WHAT IS EXPECTED -> Keep only the lines of the data below that contain "JPEG", and copy them.

Page transcription dataset items ->
========================================================================

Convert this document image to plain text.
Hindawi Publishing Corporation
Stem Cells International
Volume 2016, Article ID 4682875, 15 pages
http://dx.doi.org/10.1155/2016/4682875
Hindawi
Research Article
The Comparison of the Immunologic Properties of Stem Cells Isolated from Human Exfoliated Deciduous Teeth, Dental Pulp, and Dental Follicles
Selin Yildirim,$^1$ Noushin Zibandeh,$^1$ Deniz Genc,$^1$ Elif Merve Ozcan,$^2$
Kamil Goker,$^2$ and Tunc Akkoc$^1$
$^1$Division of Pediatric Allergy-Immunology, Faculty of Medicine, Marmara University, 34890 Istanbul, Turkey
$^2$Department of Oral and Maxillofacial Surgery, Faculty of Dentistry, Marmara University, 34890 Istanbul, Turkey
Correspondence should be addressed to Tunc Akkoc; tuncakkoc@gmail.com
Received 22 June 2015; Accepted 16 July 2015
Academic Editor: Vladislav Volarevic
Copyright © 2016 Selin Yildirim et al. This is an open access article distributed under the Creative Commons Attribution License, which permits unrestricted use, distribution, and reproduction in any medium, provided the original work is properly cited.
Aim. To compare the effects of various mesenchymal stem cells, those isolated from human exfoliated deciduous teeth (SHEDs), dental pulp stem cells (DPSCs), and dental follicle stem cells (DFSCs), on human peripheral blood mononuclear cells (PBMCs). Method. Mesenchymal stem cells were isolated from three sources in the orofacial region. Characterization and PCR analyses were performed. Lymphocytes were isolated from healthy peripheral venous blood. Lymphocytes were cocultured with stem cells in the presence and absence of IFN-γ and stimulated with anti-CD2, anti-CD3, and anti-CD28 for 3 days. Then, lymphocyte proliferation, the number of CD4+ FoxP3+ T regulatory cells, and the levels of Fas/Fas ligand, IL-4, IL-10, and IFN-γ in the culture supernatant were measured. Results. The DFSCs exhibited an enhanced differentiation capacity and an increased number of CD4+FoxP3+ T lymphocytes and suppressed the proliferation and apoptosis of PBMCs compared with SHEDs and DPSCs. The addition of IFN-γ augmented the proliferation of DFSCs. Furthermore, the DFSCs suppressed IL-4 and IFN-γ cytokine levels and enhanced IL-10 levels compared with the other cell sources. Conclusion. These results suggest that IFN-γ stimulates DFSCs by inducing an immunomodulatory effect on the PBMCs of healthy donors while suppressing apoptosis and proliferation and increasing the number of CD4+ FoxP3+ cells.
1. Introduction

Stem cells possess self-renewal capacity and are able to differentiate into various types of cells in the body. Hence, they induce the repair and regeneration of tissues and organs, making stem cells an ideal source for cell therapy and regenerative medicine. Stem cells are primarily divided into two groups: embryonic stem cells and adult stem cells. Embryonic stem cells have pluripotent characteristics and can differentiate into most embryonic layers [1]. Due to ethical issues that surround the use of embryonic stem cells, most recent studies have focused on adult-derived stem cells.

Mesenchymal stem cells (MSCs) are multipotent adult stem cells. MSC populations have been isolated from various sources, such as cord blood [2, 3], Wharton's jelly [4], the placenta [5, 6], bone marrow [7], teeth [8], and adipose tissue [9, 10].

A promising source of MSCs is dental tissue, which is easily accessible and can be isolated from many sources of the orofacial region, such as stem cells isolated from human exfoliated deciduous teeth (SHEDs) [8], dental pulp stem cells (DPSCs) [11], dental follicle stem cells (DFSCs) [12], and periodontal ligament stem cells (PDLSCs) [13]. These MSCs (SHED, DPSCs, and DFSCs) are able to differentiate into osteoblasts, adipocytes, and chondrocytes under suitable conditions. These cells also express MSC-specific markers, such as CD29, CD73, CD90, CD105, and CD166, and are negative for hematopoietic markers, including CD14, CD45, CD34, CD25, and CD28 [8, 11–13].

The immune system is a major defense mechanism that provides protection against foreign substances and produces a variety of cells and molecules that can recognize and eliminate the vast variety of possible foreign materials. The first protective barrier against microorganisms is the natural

========================================================================

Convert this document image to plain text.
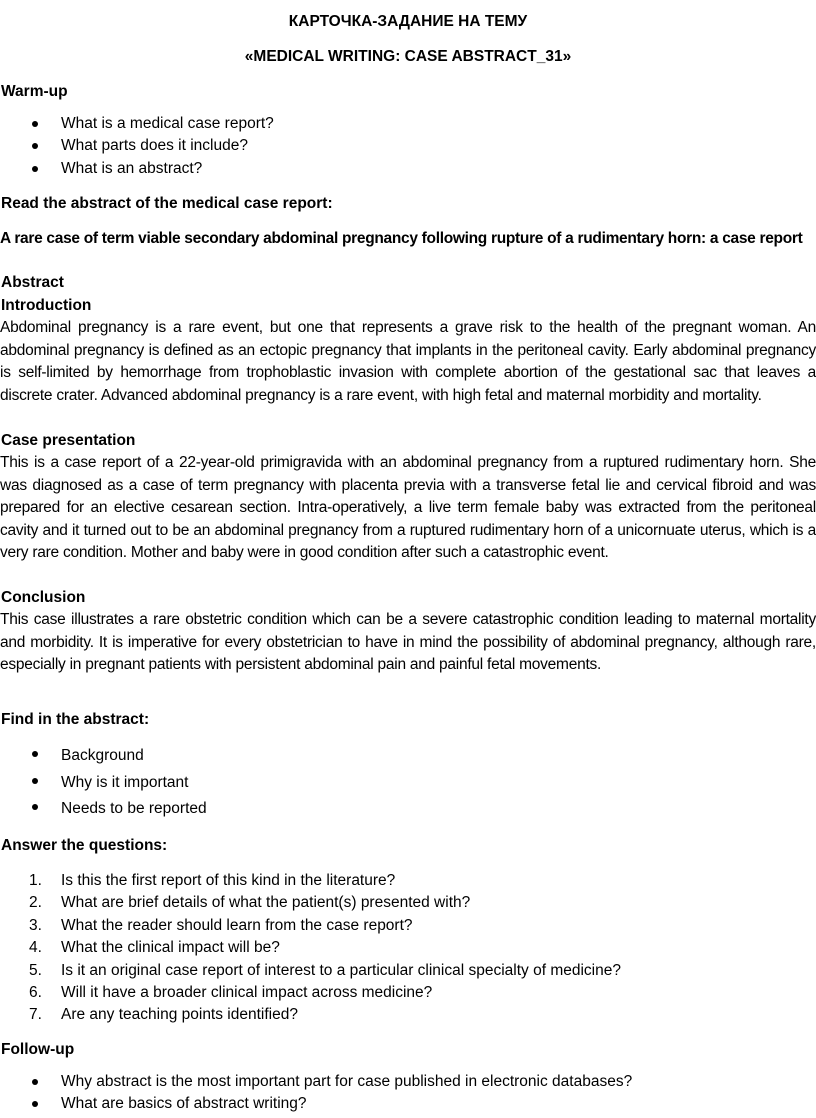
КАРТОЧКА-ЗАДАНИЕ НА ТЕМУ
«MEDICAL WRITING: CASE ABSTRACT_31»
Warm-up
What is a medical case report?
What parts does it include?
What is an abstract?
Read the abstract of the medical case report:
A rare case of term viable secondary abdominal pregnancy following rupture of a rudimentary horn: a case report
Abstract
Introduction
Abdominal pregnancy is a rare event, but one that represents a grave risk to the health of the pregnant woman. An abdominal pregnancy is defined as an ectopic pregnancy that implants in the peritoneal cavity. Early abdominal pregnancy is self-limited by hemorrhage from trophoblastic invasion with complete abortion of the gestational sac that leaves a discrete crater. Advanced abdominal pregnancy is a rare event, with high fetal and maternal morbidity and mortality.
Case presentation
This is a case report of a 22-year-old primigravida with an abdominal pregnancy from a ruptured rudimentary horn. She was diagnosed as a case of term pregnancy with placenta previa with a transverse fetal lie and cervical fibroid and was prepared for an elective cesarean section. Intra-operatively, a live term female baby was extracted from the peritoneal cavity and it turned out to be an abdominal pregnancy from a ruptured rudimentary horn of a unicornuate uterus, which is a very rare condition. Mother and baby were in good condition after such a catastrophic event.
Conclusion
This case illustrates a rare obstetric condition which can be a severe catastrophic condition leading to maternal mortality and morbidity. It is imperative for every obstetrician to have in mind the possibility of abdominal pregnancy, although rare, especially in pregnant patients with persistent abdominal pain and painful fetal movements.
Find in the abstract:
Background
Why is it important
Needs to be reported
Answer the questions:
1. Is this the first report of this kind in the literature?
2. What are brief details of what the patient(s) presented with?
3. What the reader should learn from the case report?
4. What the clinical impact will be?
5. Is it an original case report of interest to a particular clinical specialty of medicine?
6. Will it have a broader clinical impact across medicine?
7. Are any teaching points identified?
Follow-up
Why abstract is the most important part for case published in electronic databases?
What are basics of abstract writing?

========================================================================

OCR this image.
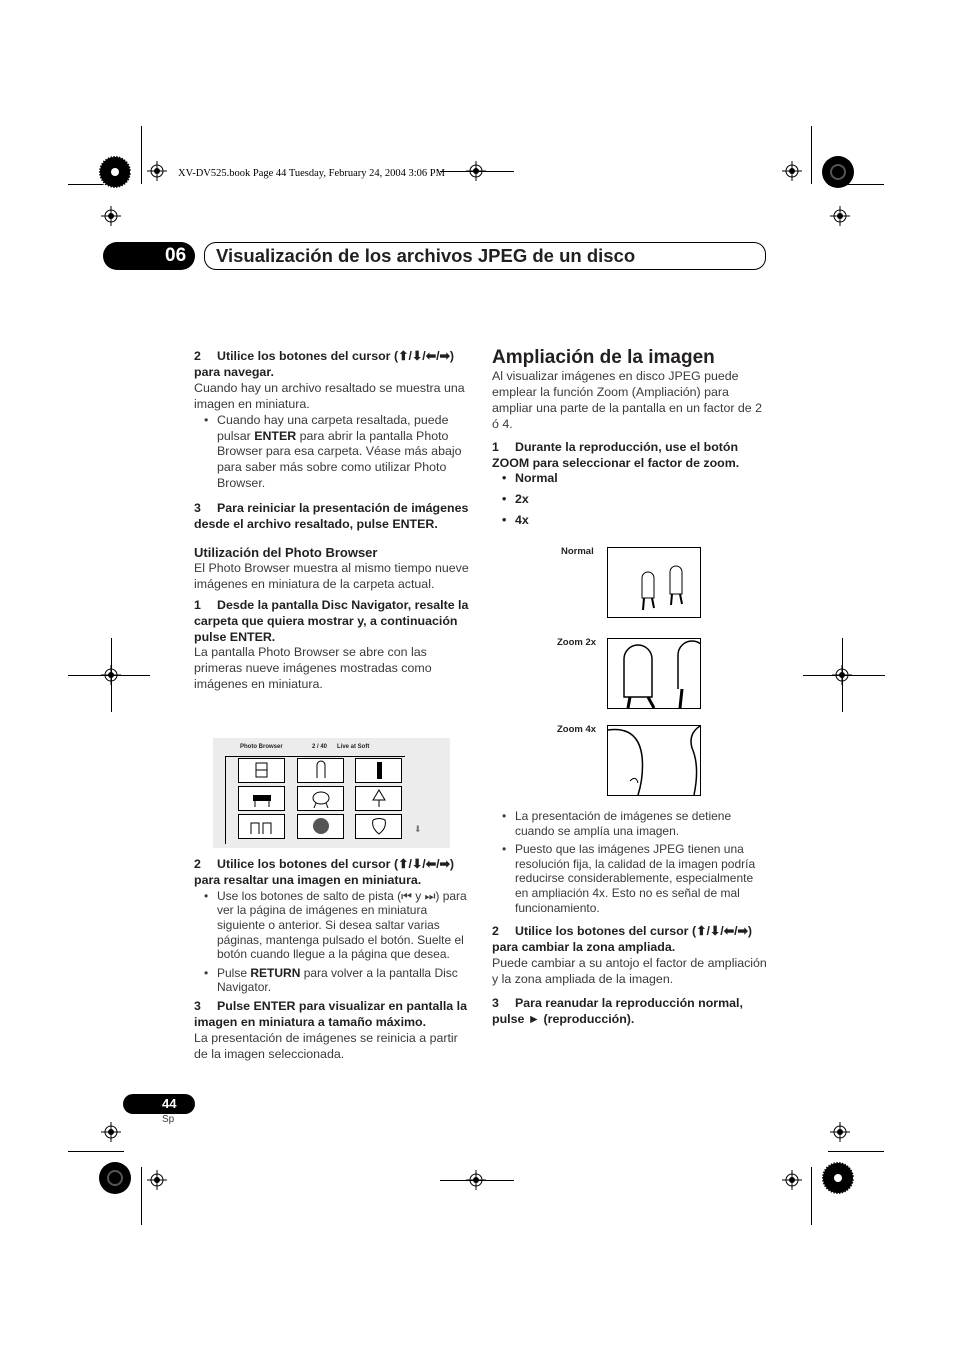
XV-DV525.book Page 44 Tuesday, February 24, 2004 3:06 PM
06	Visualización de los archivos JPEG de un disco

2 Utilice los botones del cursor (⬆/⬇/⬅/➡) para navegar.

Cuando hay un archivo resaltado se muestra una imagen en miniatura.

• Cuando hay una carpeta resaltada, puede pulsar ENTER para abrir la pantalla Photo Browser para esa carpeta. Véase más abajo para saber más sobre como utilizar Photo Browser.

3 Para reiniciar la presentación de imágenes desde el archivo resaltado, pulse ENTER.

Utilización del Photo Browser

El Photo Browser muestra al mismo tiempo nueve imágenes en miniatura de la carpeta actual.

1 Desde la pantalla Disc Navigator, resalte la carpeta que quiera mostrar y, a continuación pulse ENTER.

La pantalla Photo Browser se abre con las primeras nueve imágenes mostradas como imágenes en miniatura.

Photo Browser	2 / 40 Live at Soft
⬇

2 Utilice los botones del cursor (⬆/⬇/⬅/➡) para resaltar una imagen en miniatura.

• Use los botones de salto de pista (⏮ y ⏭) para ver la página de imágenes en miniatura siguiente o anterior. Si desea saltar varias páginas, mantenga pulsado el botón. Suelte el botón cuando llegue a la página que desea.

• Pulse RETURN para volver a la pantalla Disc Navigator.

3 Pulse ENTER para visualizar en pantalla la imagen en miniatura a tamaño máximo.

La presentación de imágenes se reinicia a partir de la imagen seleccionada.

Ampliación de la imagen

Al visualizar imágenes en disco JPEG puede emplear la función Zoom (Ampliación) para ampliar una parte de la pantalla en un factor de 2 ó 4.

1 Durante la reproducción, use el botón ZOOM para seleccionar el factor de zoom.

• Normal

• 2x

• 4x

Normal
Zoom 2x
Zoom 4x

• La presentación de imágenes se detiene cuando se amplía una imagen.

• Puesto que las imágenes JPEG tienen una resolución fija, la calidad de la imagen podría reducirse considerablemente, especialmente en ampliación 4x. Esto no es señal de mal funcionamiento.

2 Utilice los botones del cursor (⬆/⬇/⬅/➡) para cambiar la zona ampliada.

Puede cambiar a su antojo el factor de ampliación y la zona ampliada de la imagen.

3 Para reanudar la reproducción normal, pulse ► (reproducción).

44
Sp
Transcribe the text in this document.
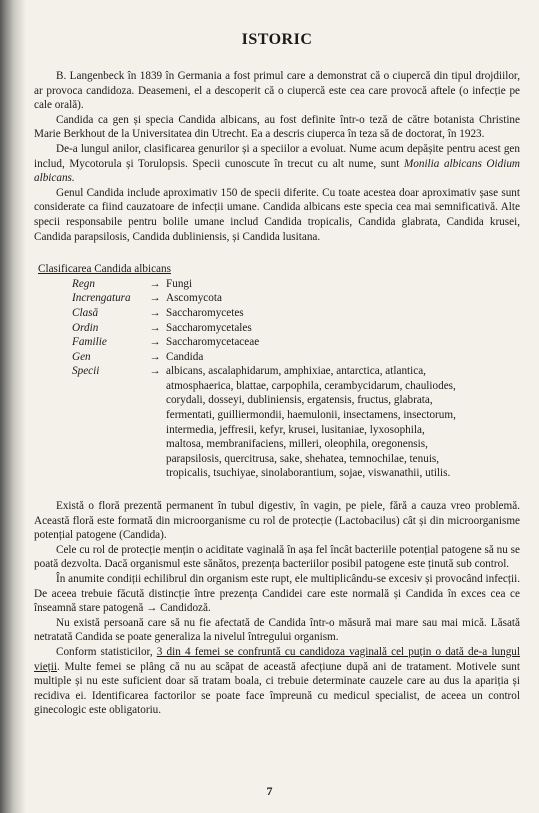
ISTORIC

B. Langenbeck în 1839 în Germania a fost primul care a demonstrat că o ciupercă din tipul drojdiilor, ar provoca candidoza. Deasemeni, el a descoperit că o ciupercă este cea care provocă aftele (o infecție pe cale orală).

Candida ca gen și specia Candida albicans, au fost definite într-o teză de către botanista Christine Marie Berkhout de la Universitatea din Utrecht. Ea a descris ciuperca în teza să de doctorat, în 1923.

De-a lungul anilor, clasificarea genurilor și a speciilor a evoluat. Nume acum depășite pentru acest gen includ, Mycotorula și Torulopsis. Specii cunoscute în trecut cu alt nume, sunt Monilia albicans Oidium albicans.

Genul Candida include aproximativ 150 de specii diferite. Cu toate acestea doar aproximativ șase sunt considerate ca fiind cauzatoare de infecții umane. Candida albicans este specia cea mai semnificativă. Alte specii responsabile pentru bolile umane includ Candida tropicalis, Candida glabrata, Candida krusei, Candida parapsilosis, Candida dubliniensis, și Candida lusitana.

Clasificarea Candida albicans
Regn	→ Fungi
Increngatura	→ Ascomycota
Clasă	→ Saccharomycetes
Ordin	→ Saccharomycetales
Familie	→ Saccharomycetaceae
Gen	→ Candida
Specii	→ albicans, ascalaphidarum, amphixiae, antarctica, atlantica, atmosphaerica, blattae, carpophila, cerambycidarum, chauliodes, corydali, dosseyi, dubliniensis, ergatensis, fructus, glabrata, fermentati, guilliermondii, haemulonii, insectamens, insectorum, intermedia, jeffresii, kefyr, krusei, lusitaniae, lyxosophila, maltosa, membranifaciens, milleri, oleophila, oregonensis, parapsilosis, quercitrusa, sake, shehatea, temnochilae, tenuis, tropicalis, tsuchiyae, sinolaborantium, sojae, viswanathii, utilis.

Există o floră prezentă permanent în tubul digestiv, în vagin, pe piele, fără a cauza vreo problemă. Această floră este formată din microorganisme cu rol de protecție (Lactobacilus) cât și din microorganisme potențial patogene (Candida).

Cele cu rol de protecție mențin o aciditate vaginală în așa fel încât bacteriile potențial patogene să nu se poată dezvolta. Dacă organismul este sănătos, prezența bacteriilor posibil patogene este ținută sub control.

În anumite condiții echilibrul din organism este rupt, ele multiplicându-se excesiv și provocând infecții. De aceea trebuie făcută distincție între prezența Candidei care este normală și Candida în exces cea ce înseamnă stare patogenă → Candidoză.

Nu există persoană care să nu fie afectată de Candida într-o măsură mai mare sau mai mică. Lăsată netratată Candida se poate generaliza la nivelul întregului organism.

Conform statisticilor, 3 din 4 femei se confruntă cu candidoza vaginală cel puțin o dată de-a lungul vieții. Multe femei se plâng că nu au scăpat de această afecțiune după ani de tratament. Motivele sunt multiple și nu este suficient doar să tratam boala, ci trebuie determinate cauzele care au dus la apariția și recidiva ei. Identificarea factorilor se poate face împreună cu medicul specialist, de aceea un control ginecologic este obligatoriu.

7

========================================================================

FINAL ANSWER ->
06	Visualización de los archivos JPEG de un disco
Al visualizar imágenes en disco JPEG puede emplear la función Zoom (Ampliación) para ampliar una parte de la pantalla en un factor de 2 ó 4.
• Puesto que las imágenes JPEG tienen una resolución fija, la calidad de la imagen podría reducirse considerablemente, especialmente en ampliación 4x. Esto no es señal de mal funcionamiento.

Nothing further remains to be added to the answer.